**TASK PROMPT:** Reproduce all records exactly.

**MATERIAL SUPPLIED:**
▼
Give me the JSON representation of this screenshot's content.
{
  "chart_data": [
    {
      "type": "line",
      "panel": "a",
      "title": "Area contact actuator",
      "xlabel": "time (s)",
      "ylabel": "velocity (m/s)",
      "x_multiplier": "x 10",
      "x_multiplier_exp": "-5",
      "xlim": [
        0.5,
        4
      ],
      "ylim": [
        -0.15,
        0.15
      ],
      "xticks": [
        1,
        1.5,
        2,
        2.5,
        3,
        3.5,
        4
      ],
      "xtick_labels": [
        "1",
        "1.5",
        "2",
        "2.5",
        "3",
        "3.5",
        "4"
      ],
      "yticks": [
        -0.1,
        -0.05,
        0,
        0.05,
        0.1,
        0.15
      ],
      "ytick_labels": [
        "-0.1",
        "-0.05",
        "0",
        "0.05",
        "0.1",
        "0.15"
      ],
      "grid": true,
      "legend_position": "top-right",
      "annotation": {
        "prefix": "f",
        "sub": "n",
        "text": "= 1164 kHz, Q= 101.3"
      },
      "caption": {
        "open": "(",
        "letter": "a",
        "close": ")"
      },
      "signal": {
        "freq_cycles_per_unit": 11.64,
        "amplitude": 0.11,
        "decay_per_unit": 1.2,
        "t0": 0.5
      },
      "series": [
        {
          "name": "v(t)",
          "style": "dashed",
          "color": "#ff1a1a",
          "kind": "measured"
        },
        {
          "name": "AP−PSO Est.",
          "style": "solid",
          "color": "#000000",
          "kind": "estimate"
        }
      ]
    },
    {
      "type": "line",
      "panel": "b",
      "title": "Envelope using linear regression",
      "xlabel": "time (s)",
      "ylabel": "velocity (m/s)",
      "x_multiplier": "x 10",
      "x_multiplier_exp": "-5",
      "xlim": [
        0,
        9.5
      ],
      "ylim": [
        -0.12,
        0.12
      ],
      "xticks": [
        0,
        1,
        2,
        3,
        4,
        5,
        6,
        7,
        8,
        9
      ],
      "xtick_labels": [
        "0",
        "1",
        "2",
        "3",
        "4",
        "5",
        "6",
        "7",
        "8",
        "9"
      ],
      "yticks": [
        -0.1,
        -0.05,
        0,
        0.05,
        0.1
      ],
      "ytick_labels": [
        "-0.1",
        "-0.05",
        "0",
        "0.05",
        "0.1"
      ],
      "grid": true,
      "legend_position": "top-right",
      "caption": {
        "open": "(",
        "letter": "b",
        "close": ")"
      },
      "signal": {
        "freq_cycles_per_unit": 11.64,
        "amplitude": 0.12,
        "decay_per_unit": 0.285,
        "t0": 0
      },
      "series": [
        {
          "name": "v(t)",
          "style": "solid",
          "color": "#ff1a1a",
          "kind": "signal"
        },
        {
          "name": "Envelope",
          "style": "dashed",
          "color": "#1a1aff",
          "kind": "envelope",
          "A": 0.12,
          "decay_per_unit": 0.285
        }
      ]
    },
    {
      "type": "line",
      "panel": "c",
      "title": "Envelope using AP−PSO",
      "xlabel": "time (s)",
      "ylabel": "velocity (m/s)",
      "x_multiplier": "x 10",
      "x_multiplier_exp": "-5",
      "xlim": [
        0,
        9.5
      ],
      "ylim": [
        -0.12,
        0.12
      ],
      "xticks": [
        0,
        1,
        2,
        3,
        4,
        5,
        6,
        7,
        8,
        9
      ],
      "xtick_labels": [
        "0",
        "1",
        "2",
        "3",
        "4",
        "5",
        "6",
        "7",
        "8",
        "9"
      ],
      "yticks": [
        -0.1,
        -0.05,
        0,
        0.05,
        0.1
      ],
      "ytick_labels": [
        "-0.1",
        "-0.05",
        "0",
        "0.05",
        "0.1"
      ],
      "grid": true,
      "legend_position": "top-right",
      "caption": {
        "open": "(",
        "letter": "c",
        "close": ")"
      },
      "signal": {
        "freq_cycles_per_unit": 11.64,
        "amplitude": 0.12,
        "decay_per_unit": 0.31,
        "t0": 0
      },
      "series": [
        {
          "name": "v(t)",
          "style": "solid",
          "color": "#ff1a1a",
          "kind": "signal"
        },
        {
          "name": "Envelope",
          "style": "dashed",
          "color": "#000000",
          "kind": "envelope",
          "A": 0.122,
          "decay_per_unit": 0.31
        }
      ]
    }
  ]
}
▲
**TASK ANSWER:**
Give me the JSON representation of this screenshot's content.
{
  "chart_data": [
    {
      "type": "line",
      "panel": "a",
      "title": "Area contact actuator",
      "xlabel": "time (s)",
      "ylabel": "velocity (m/s)",
      "x_multiplier": "x 10",
      "x_multiplier_exp": "-5",
      "xlim": [
        0.5,
        4
      ],
      "ylim": [
        -0.15,
        0.15
      ],
      "xticks": [
        1,
        1.5,
        2,
        2.5,
        3,
        3.5,
        4
      ],
      "xtick_labels": [
        "1",
        "1.5",
        "2",
        "2.5",
        "3",
        "3.5",
        "4"
      ],
      "yticks": [
        -0.1,
        -0.05,
        0,
        0.05,
        0.1,
        0.15
      ],
      "ytick_labels": [
        "-0.1",
        "-0.05",
        "0",
        "0.05",
        "0.1",
        "0.15"
      ],
      "grid": true,
      "legend_position": "top-right",
      "annotation": {
        "prefix": "f",
        "sub": "n",
        "text": "= 1164 kHz, Q= 101.3"
      },
      "caption": {
        "open": "(",
        "letter": "a",
        "close": ")"
      },
      "signal": {
        "freq_cycles_per_unit": 11.64,
        "amplitude": 0.11,
        "decay_per_unit": 1.2,
        "t0": 0.5
      },
      "series": [
        {
          "name": "v(t)",
          "style": "dashed",
          "color": "#ff1a1a",
          "kind": "measured"
        },
        {
          "name": "AP−PSO Est.",
          "style": "solid",
          "color": "#000000",
          "kind": "estimate"
        }
      ]
    },
    {
      "type": "line",
      "panel": "b",
      "title": "Envelope using linear regression",
      "xlabel": "time (s)",
      "ylabel": "velocity (m/s)",
      "x_multiplier": "x 10",
      "x_multiplier_exp": "-5",
      "xlim": [
        0,
        9.5
      ],
      "ylim": [
        -0.12,
        0.12
      ],
      "xticks": [
        0,
        1,
        2,
        3,
        4,
        5,
        6,
        7,
        8,
        9
      ],
      "xtick_labels": [
        "0",
        "1",
        "2",
        "3",
        "4",
        "5",
        "6",
        "7",
        "8",
        "9"
      ],
      "yticks": [
        -0.1,
        -0.05,
        0,
        0.05,
        0.1
      ],
      "ytick_labels": [
        "-0.1",
        "-0.05",
        "0",
        "0.05",
        "0.1"
      ],
      "grid": true,
      "legend_position": "top-right",
      "caption": {
        "open": "(",
        "letter": "b",
        "close": ")"
      },
      "signal": {
        "freq_cycles_per_unit": 11.64,
        "amplitude": 0.12,
        "decay_per_unit": 0.285,
        "t0": 0
      },
      "series": [
        {
          "name": "v(t)",
          "style": "solid",
          "color": "#ff1a1a",
          "kind": "signal"
        },
        {
          "name": "Envelope",
          "style": "dashed",
          "color": "#1a1aff",
          "kind": "envelope",
          "A": 0.12,
          "decay_per_unit": 0.285
        }
      ]
    },
    {
      "type": "line",
      "panel": "c",
      "title": "Envelope using AP−PSO",
      "xlabel": "time (s)",
      "ylabel": "velocity (m/s)",
      "x_multiplier": "x 10",
      "x_multiplier_exp": "-5",
      "xlim": [
        0,
        9.5
      ],
      "ylim": [
        -0.12,
        0.12
      ],
      "xticks": [
        0,
        1,
        2,
        3,
        4,
        5,
        6,
        7,
        8,
        9
      ],
      "xtick_labels": [
        "0",
        "1",
        "2",
        "3",
        "4",
        "5",
        "6",
        "7",
        "8",
        "9"
      ],
      "yticks": [
        -0.1,
        -0.05,
        0,
        0.05,
        0.1
      ],
      "ytick_labels": [
        "-0.1",
        "-0.05",
        "0",
        "0.05",
        "0.1"
      ],
      "grid": true,
      "legend_position": "top-right",
      "caption": {
        "open": "(",
        "letter": "c",
        "close": ")"
      },
      "signal": {
        "freq_cycles_per_unit": 11.64,
        "amplitude": 0.12,
        "decay_per_unit": 0.31,
        "t0": 0
      },
      "series": [
        {
          "name": "v(t)",
          "style": "solid",
          "color": "#ff1a1a",
          "kind": "signal"
        },
        {
          "name": "Envelope",
          "style": "dashed",
          "color": "#000000",
          "kind": "envelope",
          "A": 0.122,
          "decay_per_unit": 0.31
        }
      ]
    }
  ]
}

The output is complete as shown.